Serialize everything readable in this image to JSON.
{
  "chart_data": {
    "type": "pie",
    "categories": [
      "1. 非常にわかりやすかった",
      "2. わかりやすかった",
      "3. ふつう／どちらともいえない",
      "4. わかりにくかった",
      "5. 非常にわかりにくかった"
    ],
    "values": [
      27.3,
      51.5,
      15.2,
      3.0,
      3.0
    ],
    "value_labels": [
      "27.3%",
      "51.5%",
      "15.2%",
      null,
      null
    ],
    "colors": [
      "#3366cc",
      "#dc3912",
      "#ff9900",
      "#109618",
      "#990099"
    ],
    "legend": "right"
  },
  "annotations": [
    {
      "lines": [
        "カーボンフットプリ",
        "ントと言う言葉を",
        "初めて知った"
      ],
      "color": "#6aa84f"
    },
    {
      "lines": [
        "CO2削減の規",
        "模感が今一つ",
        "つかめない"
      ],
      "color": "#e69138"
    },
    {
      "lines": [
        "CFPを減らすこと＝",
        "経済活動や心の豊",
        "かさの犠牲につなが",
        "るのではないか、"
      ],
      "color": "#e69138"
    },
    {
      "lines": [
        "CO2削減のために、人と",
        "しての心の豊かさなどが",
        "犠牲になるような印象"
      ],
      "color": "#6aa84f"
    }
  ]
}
────────────────────────────────────────
TASK DETAILS: Each line of the material must be restated exactly.

RESPONSE TO THIS TASK:
Serialize everything readable in this image to JSON.
{
  "chart_data": {
    "type": "pie",
    "categories": [
      "1. 非常にわかりやすかった",
      "2. わかりやすかった",
      "3. ふつう／どちらともいえない",
      "4. わかりにくかった",
      "5. 非常にわかりにくかった"
    ],
    "values": [
      27.3,
      51.5,
      15.2,
      3.0,
      3.0
    ],
    "value_labels": [
      "27.3%",
      "51.5%",
      "15.2%",
      null,
      null
    ],
    "colors": [
      "#3366cc",
      "#dc3912",
      "#ff9900",
      "#109618",
      "#990099"
    ],
    "legend": "right"
  },
  "annotations": [
    {
      "lines": [
        "カーボンフットプリ",
        "ントと言う言葉を",
        "初めて知った"
      ],
      "color": "#6aa84f"
    },
    {
      "lines": [
        "CO2削減の規",
        "模感が今一つ",
        "つかめない"
      ],
      "color": "#e69138"
    },
    {
      "lines": [
        "CFPを減らすこと＝",
        "経済活動や心の豊",
        "かさの犠牲につなが",
        "るのではないか、"
      ],
      "color": "#e69138"
    },
    {
      "lines": [
        "CO2削減のために、人と",
        "しての心の豊かさなどが",
        "犠牲になるような印象"
      ],
      "color": "#6aa84f"
    }
  ]
}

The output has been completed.